» **Your objective**
Will you give every entry again exactly as it stands?

════════════════

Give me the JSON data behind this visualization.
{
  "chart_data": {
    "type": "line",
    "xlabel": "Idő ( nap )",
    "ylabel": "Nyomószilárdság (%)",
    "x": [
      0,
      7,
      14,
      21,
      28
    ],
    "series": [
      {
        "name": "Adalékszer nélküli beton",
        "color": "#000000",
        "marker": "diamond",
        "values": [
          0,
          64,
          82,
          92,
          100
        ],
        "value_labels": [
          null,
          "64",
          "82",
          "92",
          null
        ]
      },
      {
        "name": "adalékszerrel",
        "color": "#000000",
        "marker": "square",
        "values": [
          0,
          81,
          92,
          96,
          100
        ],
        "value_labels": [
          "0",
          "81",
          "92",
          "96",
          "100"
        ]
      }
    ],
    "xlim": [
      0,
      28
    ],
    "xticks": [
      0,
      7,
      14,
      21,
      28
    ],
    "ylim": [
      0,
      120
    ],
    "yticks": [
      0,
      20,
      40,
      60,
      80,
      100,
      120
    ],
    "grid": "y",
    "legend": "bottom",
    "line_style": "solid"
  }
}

════════════════

» **Result of this exercise**
Give me the JSON data behind this visualization.
{
  "chart_data": {
    "type": "line",
    "xlabel": "Idő ( nap )",
    "ylabel": "Nyomószilárdság (%)",
    "x": [
      0,
      7,
      14,
      21,
      28
    ],
    "series": [
      {
        "name": "Adalékszer nélküli beton",
        "color": "#000000",
        "marker": "diamond",
        "values": [
          0,
          64,
          82,
          92,
          100
        ],
        "value_labels": [
          null,
          "64",
          "82",
          "92",
          null
        ]
      },
      {
        "name": "adalékszerrel",
        "color": "#000000",
        "marker": "square",
        "values": [
          0,
          81,
          92,
          96,
          100
        ],
        "value_labels": [
          "0",
          "81",
          "92",
          "96",
          "100"
        ]
      }
    ],
    "xlim": [
      0,
      28
    ],
    "xticks": [
      0,
      7,
      14,
      21,
      28
    ],
    "ylim": [
      0,
      120
    ],
    "yticks": [
      0,
      20,
      40,
      60,
      80,
      100,
      120
    ],
    "grid": "y",
    "legend": "bottom",
    "line_style": "solid"
  }
}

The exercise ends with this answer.